--- PROBLEM STATEMENT ---
Return all entries word for word, but drop any images.
-- BEGIN STORED DATA --
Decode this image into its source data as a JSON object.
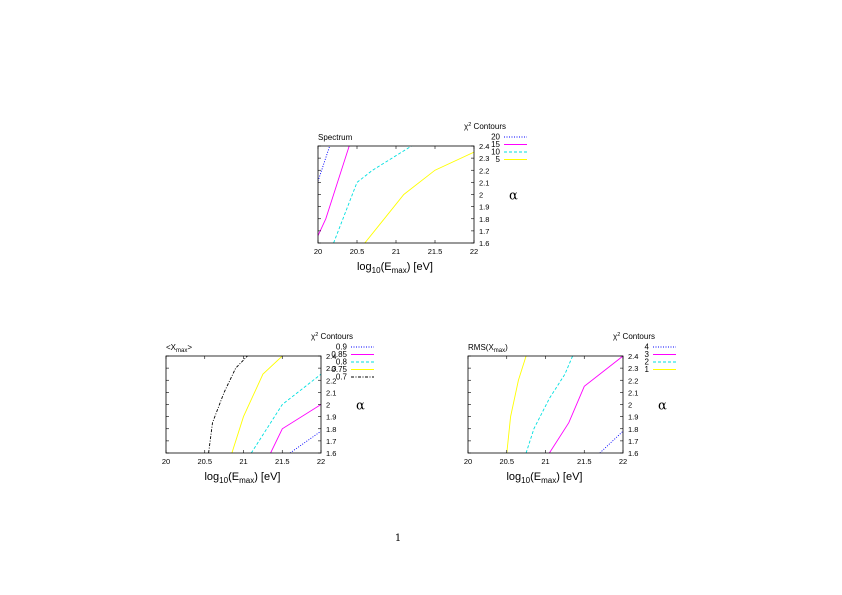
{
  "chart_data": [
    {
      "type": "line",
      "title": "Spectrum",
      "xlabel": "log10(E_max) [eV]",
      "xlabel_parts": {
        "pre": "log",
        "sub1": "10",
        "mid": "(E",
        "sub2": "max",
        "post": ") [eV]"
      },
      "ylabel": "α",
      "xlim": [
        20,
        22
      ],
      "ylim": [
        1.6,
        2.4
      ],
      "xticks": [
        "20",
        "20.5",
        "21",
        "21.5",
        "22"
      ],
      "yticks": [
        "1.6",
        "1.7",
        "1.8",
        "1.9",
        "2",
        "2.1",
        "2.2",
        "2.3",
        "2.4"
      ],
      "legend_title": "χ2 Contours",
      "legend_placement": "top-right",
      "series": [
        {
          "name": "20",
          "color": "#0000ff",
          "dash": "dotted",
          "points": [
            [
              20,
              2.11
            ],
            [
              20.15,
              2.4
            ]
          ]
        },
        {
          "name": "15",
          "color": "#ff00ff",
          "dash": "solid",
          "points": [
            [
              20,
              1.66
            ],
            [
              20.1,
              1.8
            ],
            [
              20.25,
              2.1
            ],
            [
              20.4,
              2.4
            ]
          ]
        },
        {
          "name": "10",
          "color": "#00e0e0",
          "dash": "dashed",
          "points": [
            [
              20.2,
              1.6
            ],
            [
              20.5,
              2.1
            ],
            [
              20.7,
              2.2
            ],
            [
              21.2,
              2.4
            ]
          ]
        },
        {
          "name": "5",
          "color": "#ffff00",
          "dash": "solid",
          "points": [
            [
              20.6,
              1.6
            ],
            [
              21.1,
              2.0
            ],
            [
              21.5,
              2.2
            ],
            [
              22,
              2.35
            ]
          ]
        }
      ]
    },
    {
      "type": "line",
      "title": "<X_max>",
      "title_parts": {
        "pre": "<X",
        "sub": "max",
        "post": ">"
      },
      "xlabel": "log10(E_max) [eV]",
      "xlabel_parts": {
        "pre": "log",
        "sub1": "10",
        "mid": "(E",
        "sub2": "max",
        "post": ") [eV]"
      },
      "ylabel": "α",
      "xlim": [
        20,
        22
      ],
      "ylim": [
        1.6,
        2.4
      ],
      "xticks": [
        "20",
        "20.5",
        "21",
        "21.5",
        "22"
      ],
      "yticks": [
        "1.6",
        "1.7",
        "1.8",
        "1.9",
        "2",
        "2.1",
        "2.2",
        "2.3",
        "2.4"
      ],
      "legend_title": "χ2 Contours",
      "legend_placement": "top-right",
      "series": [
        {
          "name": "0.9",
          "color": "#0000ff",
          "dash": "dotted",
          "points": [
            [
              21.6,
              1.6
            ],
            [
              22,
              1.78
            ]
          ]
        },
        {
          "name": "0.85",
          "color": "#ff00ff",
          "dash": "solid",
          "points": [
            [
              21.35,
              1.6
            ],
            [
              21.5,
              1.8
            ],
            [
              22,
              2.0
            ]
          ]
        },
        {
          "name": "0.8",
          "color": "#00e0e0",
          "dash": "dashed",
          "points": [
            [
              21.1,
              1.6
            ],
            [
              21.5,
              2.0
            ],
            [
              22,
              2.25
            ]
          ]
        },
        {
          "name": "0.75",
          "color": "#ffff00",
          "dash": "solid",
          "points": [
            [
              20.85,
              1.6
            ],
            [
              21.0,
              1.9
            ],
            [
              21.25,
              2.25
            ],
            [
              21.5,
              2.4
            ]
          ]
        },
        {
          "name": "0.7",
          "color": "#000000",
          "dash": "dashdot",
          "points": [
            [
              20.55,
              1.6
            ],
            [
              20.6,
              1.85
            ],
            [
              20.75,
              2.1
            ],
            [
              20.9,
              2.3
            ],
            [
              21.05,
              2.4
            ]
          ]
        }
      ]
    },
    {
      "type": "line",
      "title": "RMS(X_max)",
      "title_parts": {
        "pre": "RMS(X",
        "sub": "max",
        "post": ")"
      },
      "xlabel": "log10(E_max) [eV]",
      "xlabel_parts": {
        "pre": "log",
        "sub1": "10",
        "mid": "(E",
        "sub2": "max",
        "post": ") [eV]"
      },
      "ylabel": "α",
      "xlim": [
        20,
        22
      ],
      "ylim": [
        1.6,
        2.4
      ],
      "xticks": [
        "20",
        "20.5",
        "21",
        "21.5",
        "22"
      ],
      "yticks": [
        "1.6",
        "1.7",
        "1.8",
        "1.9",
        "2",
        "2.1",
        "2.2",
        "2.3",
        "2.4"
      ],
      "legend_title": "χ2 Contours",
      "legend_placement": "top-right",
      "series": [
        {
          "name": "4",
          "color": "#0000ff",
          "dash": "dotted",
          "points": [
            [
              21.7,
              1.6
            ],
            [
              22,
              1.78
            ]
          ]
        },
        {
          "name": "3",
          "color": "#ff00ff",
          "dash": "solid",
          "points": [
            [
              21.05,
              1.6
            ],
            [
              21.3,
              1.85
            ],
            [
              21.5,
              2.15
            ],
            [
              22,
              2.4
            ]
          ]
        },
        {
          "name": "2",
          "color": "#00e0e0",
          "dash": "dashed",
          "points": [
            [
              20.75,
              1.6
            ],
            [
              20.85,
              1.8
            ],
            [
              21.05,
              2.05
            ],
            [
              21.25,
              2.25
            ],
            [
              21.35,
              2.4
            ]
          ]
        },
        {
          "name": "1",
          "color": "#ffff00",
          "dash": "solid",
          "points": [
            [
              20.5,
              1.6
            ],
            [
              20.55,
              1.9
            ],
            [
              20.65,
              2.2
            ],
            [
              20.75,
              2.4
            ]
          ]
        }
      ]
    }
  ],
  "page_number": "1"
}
-- END STORED DATA --
--- SOLVED PROBLEM ---
Decode this image into its source data as a JSON object.
{
  "chart_data": [
    {
      "type": "line",
      "title": "Spectrum",
      "xlabel": "log10(E_max) [eV]",
      "xlabel_parts": {
        "pre": "log",
        "sub1": "10",
        "mid": "(E",
        "sub2": "max",
        "post": ") [eV]"
      },
      "ylabel": "α",
      "xlim": [
        20,
        22
      ],
      "ylim": [
        1.6,
        2.4
      ],
      "xticks": [
        "20",
        "20.5",
        "21",
        "21.5",
        "22"
      ],
      "yticks": [
        "1.6",
        "1.7",
        "1.8",
        "1.9",
        "2",
        "2.1",
        "2.2",
        "2.3",
        "2.4"
      ],
      "legend_title": "χ2 Contours",
      "legend_placement": "top-right",
      "series": [
        {
          "name": "20",
          "color": "#0000ff",
          "dash": "dotted",
          "points": [
            [
              20,
              2.11
            ],
            [
              20.15,
              2.4
            ]
          ]
        },
        {
          "name": "15",
          "color": "#ff00ff",
          "dash": "solid",
          "points": [
            [
              20,
              1.66
            ],
            [
              20.1,
              1.8
            ],
            [
              20.25,
              2.1
            ],
            [
              20.4,
              2.4
            ]
          ]
        },
        {
          "name": "10",
          "color": "#00e0e0",
          "dash": "dashed",
          "points": [
            [
              20.2,
              1.6
            ],
            [
              20.5,
              2.1
            ],
            [
              20.7,
              2.2
            ],
            [
              21.2,
              2.4
            ]
          ]
        },
        {
          "name": "5",
          "color": "#ffff00",
          "dash": "solid",
          "points": [
            [
              20.6,
              1.6
            ],
            [
              21.1,
              2.0
            ],
            [
              21.5,
              2.2
            ],
            [
              22,
              2.35
            ]
          ]
        }
      ]
    },
    {
      "type": "line",
      "title": "<X_max>",
      "title_parts": {
        "pre": "<X",
        "sub": "max",
        "post": ">"
      },
      "xlabel": "log10(E_max) [eV]",
      "xlabel_parts": {
        "pre": "log",
        "sub1": "10",
        "mid": "(E",
        "sub2": "max",
        "post": ") [eV]"
      },
      "ylabel": "α",
      "xlim": [
        20,
        22
      ],
      "ylim": [
        1.6,
        2.4
      ],
      "xticks": [
        "20",
        "20.5",
        "21",
        "21.5",
        "22"
      ],
      "yticks": [
        "1.6",
        "1.7",
        "1.8",
        "1.9",
        "2",
        "2.1",
        "2.2",
        "2.3",
        "2.4"
      ],
      "legend_title": "χ2 Contours",
      "legend_placement": "top-right",
      "series": [
        {
          "name": "0.9",
          "color": "#0000ff",
          "dash": "dotted",
          "points": [
            [
              21.6,
              1.6
            ],
            [
              22,
              1.78
            ]
          ]
        },
        {
          "name": "0.85",
          "color": "#ff00ff",
          "dash": "solid",
          "points": [
            [
              21.35,
              1.6
            ],
            [
              21.5,
              1.8
            ],
            [
              22,
              2.0
            ]
          ]
        },
        {
          "name": "0.8",
          "color": "#00e0e0",
          "dash": "dashed",
          "points": [
            [
              21.1,
              1.6
            ],
            [
              21.5,
              2.0
            ],
            [
              22,
              2.25
            ]
          ]
        },
        {
          "name": "0.75",
          "color": "#ffff00",
          "dash": "solid",
          "points": [
            [
              20.85,
              1.6
            ],
            [
              21.0,
              1.9
            ],
            [
              21.25,
              2.25
            ],
            [
              21.5,
              2.4
            ]
          ]
        },
        {
          "name": "0.7",
          "color": "#000000",
          "dash": "dashdot",
          "points": [
            [
              20.55,
              1.6
            ],
            [
              20.6,
              1.85
            ],
            [
              20.75,
              2.1
            ],
            [
              20.9,
              2.3
            ],
            [
              21.05,
              2.4
            ]
          ]
        }
      ]
    },
    {
      "type": "line",
      "title": "RMS(X_max)",
      "title_parts": {
        "pre": "RMS(X",
        "sub": "max",
        "post": ")"
      },
      "xlabel": "log10(E_max) [eV]",
      "xlabel_parts": {
        "pre": "log",
        "sub1": "10",
        "mid": "(E",
        "sub2": "max",
        "post": ") [eV]"
      },
      "ylabel": "α",
      "xlim": [
        20,
        22
      ],
      "ylim": [
        1.6,
        2.4
      ],
      "xticks": [
        "20",
        "20.5",
        "21",
        "21.5",
        "22"
      ],
      "yticks": [
        "1.6",
        "1.7",
        "1.8",
        "1.9",
        "2",
        "2.1",
        "2.2",
        "2.3",
        "2.4"
      ],
      "legend_title": "χ2 Contours",
      "legend_placement": "top-right",
      "series": [
        {
          "name": "4",
          "color": "#0000ff",
          "dash": "dotted",
          "points": [
            [
              21.7,
              1.6
            ],
            [
              22,
              1.78
            ]
          ]
        },
        {
          "name": "3",
          "color": "#ff00ff",
          "dash": "solid",
          "points": [
            [
              21.05,
              1.6
            ],
            [
              21.3,
              1.85
            ],
            [
              21.5,
              2.15
            ],
            [
              22,
              2.4
            ]
          ]
        },
        {
          "name": "2",
          "color": "#00e0e0",
          "dash": "dashed",
          "points": [
            [
              20.75,
              1.6
            ],
            [
              20.85,
              1.8
            ],
            [
              21.05,
              2.05
            ],
            [
              21.25,
              2.25
            ],
            [
              21.35,
              2.4
            ]
          ]
        },
        {
          "name": "1",
          "color": "#ffff00",
          "dash": "solid",
          "points": [
            [
              20.5,
              1.6
            ],
            [
              20.55,
              1.9
            ],
            [
              20.65,
              2.2
            ],
            [
              20.75,
              2.4
            ]
          ]
        }
      ]
    }
  ],
  "page_number": "1"
}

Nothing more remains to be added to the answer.